Records from a collection:

** START **

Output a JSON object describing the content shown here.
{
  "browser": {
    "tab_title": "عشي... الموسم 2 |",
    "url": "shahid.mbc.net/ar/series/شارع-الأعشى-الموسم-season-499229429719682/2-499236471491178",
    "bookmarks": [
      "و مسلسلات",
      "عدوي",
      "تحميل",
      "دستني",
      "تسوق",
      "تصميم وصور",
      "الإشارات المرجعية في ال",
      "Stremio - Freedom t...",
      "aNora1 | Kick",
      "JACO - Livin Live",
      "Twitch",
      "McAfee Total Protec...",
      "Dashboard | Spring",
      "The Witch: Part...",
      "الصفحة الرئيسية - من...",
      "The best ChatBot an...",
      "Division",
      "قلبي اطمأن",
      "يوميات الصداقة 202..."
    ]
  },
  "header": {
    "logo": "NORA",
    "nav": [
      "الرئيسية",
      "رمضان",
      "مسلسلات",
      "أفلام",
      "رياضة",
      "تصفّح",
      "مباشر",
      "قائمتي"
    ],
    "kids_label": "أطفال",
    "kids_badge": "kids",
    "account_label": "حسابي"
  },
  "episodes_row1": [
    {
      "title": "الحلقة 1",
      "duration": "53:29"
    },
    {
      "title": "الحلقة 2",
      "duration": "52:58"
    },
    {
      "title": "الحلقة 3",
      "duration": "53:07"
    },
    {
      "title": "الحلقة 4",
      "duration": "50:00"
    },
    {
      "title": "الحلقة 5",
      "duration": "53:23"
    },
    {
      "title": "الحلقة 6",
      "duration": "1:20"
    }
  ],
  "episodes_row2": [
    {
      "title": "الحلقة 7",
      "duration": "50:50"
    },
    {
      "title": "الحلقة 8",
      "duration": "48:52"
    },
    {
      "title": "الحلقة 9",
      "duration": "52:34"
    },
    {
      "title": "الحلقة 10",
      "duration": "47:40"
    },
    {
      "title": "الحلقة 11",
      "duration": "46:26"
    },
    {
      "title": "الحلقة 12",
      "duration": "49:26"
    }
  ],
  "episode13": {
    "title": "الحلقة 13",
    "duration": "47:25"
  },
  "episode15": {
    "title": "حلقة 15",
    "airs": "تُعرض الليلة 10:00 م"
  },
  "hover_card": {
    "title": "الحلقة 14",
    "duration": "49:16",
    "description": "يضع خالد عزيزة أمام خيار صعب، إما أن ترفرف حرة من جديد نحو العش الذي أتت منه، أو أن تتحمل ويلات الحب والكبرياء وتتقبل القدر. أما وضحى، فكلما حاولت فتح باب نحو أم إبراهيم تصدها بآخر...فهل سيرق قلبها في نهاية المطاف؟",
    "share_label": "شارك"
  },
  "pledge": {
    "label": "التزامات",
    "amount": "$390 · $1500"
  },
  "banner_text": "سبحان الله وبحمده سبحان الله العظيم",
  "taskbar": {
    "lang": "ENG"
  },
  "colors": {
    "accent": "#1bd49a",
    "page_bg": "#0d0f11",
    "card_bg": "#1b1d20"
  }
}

** END **

Locate the word "الموسم" in the records and collect each line it appears in.

    "tab_title": "عشي... الموسم 2 |",
    "url": "shahid.mbc.net/ar/series/شارع-الأعشى-الموسم-season-499229429719682/2-499236471491178",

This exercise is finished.